# [What you have to do]
In the listing that follows, count the lines holding the word "обрабатываемых" and report only that number.

Items listed in a dataset
•••••

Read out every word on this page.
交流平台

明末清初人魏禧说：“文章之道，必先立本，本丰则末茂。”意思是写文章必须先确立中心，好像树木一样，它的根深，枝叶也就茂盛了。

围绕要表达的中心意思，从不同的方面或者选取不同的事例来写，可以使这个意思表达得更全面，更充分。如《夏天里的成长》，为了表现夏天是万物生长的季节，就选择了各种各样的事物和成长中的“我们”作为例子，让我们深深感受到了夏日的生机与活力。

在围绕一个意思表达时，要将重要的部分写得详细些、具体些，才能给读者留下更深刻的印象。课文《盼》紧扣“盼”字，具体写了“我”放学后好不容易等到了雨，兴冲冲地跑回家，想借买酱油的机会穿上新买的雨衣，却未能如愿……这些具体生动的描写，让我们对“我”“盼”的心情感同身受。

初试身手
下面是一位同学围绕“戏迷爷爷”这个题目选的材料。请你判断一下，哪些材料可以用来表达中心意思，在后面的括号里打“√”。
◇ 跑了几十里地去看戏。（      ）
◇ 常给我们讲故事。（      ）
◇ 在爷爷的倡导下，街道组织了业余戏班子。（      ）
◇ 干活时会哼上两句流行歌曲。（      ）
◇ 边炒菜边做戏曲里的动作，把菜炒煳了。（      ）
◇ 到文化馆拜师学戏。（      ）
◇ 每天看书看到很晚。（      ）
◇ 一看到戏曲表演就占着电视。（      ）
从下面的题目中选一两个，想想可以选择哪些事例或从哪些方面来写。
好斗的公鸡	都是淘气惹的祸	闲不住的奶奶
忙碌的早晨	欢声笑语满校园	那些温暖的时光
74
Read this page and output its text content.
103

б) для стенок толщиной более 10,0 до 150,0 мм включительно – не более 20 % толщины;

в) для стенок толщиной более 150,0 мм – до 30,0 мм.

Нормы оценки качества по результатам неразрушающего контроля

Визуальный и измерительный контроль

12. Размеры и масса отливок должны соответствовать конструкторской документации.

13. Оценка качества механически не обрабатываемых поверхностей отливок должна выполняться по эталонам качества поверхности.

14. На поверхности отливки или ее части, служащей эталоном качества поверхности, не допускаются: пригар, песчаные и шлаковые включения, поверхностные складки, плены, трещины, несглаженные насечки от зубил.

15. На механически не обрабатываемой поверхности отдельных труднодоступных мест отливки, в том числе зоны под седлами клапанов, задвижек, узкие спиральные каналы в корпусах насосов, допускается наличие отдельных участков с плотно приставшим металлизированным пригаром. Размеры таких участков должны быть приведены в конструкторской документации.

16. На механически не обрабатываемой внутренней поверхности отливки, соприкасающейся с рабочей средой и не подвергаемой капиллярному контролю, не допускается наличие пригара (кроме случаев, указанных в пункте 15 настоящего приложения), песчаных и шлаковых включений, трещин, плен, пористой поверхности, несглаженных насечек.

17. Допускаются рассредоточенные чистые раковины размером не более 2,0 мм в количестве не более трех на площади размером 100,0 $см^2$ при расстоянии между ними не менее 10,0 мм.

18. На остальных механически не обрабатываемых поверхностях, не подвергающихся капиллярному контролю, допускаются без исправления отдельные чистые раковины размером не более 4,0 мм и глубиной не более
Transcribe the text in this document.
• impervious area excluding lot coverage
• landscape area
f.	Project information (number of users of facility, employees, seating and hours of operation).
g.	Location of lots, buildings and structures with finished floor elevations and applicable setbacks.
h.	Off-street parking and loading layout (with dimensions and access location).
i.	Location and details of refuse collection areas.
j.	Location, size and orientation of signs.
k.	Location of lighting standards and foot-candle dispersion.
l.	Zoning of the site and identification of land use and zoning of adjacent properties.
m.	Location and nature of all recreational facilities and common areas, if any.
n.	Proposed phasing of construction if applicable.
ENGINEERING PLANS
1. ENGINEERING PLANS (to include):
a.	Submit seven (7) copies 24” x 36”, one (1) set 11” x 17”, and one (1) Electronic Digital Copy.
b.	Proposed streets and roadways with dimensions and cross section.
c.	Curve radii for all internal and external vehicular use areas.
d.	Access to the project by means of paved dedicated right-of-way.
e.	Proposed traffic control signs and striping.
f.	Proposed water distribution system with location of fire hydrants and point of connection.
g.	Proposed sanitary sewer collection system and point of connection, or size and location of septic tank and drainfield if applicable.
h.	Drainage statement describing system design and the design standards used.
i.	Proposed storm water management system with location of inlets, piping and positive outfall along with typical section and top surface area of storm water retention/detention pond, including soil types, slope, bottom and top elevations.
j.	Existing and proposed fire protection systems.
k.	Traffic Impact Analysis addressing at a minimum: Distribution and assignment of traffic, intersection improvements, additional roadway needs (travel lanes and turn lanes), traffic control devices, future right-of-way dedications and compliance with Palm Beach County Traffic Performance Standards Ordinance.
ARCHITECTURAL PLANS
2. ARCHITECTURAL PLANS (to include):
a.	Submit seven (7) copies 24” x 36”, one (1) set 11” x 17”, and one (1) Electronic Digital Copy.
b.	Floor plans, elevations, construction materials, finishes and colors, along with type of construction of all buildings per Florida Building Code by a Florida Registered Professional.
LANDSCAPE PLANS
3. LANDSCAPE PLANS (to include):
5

•••••

# [Finished task]
2